**Exercise**
Set down each record below precisely, skipping the pictures.

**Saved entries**
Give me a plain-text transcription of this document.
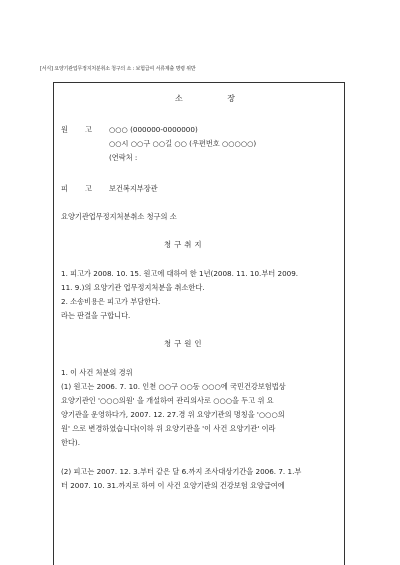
[서식] 요양기관업무정지처분취소 청구의 소 : 보험급여 서류제출 명령 위반
소	장
원 고 ○○○ (000000-0000000)
○○시 ○○구 ○○길 ○○ (우편번호 ○○○○○)
(연락처 :
피 고 보건복지부장관
요양기관업무정지처분취소 청구의 소
청구취지
1. 피고가 2008. 10. 15. 원고에 대하여 한 1년(2008. 11. 10.부터 2009.
11. 9.)의 요양기관 업무정지처분을 취소한다.
2. 소송비용은 피고가 부담한다.
라는 판결을 구합니다.
청구원인
1. 이 사건 처분의 경위
(1) 원고는 2006. 7. 10. 인천 ○○구 ○○동 ○○○에 국민건강보험법상
요양기관인 '○○○의원' 을 개설하여 관리의사로 ○○○을 두고 위 요
양기관을 운영하다가, 2007. 12. 27.경 위 요양기관의 명칭을 '○○○의
원' 으로 변경하였습니다(이하 위 요양기관을 '이 사건 요양기관' 이라
한다).
(2) 피고는 2007. 12. 3.부터 같은 달 6.까지 조사대상기간을 2006. 7. 1.부
터 2007. 10. 31.까지로 하여 이 사건 요양기관의 건강보험 요양급여에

**Output**
Give me a plain-text transcription of this document.
[서식] 요양기관업무정지처분취소 청구의 소 : 보험급여 서류제출 명령 위반
소	장
원 고 ○○○ (000000-0000000)
○○시 ○○구 ○○길 ○○ (우편번호 ○○○○○)
(연락처 :
피 고 보건복지부장관
요양기관업무정지처분취소 청구의 소
청구취지
1. 피고가 2008. 10. 15. 원고에 대하여 한 1년(2008. 11. 10.부터 2009.
11. 9.)의 요양기관 업무정지처분을 취소한다.
2. 소송비용은 피고가 부담한다.
라는 판결을 구합니다.
청구원인
1. 이 사건 처분의 경위
(1) 원고는 2006. 7. 10. 인천 ○○구 ○○동 ○○○에 국민건강보험법상
요양기관인 '○○○의원' 을 개설하여 관리의사로 ○○○을 두고 위 요
양기관을 운영하다가, 2007. 12. 27.경 위 요양기관의 명칭을 '○○○의
원' 으로 변경하였습니다(이하 위 요양기관을 '이 사건 요양기관' 이라
한다).
(2) 피고는 2007. 12. 3.부터 같은 달 6.까지 조사대상기간을 2006. 7. 1.부
터 2007. 10. 31.까지로 하여 이 사건 요양기관의 건강보험 요양급여에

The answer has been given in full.